How many times have you heard, “Everything comes down to loving yourself.”
Trust. I’ve said it as much as I’ve heard it. Love yourself and you won’t care if you’re single. Love yourself and you’ll be more confident. Love yourself and you won’t be as susceptible to rejection. Love yourself or else no one else will. Love yourself and you’ll trust yourself.
You should go and love yourself. They say. As does Justin Bieber, who we all know is the king of self help (sikeeeee). But he’s right. And so is everyone else. You should go and love yourself. The problem is HOW!? Where the hell do you begin? What does loving yourself even mean? You know it matters, but you may not know the path to getting there. Luckily, from personal experience, I do.
Here’s what loving yourself feels like, in case you were wondering: It feels like utter trust. expression. confidence. momentum. safety. kindness. It feels gentle and protective. It feels like joy. And it feels like home. In your body. In your personality. In your thoughts. In your actions. It’s a deep and rooted sense of self. And a true, unwavering love for exactly who you are, exactly where you are.
It doesn’t mean you don’t get disappointed. It doesn’t mean that you’re suddenly immune to rejection or heartbreak. It doesn’t mean you don’t get scared. Or question. Or doubt. That’s a lie. None of that disappears once you find out what it means to love you.
I found self love in Bali. Because of an epic healer named Jim. Because of surfing. Because of the universe. Because I worked on it. Because I searched for it. Because I was willing to look at my fear and shit and heartbreak and failure directly in the eyes, ugly and all, and choose love anyway. Because of solitude, I finally had time to know what self love meant. And everything changed, in the way life felt. Yet nothing changed, because all its hardships were still there. I just changed the way I told my life’s story
Instead of getting rejected and deciding “I suck…” self love allowed me to get rejected and instead decide or think “that sucks.” Setback was no longer about me or my worth and qualification.
Every single one of our souls has the ability to find true self love. Many of you already have. It’s not a guarantee, unless you’re willing to try.
1.Know your talents. And ignite them.
We all have strengths and weaknesses. But we don’t all take the time to know and understand them. Don’t go another day without sitting down to figure out yours. What energizes you? What’s your proudest accomplishment? The answers will be key indicators into what talents are driving you. Talents are the things you can’t help but do. If you don’t know yours, this is one of my favorite tools. And of course, Now Discover Your Strengths is an old faithful. Once you figure out what they are, try designing your life, work, and time to be using your talents more than you’re not.
2. Create rituals.

• [Data segment]:
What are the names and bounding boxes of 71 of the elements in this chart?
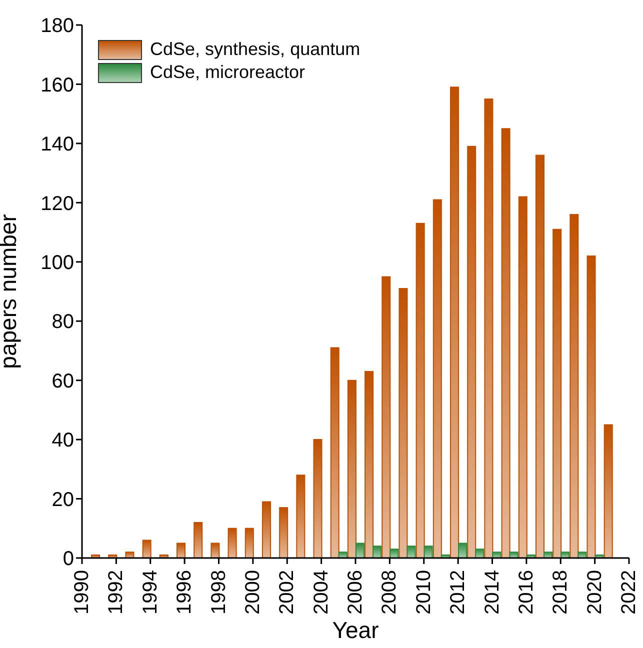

• [Written exercise 1]: Print everything in the self-love piece from "Every single one" down to "2. Create rituals.".
• [Written exercise 2]: According to the self-love piece, where does loving yourself feel like home? List every place it names.

• [Full solution 1]:
Every single one of our souls has the ability to find true self love. Many of you already have. It’s not a guarantee, unless you’re willing to try.
1.Know your talents. And ignite them.
We all have strengths and weaknesses. But we don’t all take the time to know and understand them. Don’t go another day without sitting down to figure out yours. What energizes you? What’s your proudest accomplishment? The answers will be key indicators into what talents are driving you. Talents are the things you can’t help but do. If you don’t know yours, this is one of my favorite tools. And of course, Now Discover Your Strengths is an old faithful. Once you figure out what they are, try designing your life, work, and time to be using your talents more than you’re not.
2. Create rituals.

• [Full solution 2]:
- Your body
- Your personality
- Your thoughts
- Your actions